_Do this:_ The records below are made of lines; count those holding the word "ResNet" and give the number only.

_Dataset excerpts:_
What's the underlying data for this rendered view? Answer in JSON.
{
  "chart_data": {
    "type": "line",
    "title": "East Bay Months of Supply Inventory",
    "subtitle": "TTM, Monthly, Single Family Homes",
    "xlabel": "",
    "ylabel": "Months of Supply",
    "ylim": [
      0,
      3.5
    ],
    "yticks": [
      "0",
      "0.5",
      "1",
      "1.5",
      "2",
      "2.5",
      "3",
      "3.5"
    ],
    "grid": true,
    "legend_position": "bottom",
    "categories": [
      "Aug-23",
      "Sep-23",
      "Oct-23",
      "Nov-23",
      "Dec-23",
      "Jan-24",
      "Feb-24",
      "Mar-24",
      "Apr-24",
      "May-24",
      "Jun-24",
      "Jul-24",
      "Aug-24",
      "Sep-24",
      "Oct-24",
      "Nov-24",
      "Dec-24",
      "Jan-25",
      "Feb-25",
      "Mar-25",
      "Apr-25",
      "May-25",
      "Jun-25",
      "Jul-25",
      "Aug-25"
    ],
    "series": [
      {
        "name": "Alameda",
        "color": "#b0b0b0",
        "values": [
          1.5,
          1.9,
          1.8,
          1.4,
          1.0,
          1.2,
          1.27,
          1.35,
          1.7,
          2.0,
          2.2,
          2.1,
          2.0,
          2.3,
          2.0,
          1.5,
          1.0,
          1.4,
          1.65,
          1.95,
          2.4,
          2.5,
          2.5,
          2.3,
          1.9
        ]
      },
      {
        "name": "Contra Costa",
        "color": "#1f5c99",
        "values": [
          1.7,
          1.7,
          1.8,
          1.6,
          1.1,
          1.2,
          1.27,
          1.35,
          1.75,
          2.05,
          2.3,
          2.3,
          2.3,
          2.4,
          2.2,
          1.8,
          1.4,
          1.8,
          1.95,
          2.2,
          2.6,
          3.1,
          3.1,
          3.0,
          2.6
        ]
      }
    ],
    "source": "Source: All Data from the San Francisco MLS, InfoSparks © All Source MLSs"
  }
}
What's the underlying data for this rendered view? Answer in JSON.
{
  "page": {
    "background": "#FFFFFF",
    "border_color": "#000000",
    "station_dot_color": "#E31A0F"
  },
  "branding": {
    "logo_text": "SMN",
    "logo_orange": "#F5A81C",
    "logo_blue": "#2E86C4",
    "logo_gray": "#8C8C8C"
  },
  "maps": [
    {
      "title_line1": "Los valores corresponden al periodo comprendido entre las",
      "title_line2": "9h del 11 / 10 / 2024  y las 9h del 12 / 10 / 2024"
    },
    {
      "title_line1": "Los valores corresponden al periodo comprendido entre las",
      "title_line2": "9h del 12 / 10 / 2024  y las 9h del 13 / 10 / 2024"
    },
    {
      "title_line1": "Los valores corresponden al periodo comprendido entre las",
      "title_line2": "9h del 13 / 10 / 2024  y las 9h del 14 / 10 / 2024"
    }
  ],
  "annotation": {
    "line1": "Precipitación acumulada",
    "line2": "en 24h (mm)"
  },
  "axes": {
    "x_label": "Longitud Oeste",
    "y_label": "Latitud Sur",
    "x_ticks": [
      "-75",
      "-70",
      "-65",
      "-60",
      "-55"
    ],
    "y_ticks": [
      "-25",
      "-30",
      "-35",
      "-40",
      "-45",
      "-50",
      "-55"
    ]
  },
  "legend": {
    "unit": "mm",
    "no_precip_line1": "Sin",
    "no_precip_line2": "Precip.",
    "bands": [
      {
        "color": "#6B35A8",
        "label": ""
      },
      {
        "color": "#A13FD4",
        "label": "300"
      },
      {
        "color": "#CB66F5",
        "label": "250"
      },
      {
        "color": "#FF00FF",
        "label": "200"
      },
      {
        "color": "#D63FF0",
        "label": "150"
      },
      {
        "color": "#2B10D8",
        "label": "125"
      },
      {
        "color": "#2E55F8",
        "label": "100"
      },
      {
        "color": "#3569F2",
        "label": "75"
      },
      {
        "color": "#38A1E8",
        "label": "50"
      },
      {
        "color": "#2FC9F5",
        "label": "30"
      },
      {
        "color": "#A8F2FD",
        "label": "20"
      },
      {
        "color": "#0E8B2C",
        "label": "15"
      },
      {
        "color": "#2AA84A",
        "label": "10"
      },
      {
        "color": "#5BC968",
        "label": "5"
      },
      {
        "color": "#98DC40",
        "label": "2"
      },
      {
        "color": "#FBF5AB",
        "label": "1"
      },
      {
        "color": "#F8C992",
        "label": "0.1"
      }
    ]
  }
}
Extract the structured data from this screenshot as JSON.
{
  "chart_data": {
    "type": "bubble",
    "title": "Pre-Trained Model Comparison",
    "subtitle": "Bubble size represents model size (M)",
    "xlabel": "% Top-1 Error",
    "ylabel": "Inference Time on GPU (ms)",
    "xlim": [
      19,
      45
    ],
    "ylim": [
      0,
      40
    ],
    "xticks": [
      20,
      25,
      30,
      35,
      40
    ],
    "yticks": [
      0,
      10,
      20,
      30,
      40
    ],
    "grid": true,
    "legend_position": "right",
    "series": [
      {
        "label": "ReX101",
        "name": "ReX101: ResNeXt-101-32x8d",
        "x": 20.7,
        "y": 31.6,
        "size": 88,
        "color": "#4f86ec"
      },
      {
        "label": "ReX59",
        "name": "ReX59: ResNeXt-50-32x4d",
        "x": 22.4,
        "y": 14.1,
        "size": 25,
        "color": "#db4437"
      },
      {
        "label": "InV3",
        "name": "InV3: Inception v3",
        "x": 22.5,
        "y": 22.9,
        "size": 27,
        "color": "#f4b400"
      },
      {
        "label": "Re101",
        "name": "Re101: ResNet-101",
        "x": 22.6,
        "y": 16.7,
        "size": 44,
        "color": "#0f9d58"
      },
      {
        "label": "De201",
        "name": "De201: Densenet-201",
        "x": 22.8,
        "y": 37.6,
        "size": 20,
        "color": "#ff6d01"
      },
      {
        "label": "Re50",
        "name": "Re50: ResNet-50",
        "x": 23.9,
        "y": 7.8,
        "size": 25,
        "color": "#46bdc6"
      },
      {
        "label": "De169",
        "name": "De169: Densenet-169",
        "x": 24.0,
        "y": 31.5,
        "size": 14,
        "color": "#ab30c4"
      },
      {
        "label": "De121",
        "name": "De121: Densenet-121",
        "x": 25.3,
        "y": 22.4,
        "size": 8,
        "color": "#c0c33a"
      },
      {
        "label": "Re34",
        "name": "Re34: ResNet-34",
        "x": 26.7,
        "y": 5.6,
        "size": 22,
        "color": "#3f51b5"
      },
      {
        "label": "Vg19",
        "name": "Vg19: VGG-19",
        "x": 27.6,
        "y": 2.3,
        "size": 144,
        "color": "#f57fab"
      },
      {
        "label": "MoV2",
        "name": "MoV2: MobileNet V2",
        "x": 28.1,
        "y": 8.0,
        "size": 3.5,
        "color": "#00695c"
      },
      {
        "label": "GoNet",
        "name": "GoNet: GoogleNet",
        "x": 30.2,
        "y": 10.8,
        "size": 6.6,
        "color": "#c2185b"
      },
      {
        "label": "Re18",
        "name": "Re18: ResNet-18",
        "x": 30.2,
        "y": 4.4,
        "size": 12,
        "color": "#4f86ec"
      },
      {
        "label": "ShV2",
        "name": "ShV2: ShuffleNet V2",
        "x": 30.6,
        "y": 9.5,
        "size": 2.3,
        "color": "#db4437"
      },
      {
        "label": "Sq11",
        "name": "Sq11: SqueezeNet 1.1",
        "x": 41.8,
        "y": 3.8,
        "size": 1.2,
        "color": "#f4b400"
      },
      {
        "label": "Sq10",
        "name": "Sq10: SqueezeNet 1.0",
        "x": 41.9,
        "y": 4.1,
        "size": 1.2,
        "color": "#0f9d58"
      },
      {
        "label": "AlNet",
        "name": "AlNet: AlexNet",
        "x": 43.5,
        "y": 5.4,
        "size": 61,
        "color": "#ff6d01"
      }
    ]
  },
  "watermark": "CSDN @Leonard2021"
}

_Problem solution:_ 4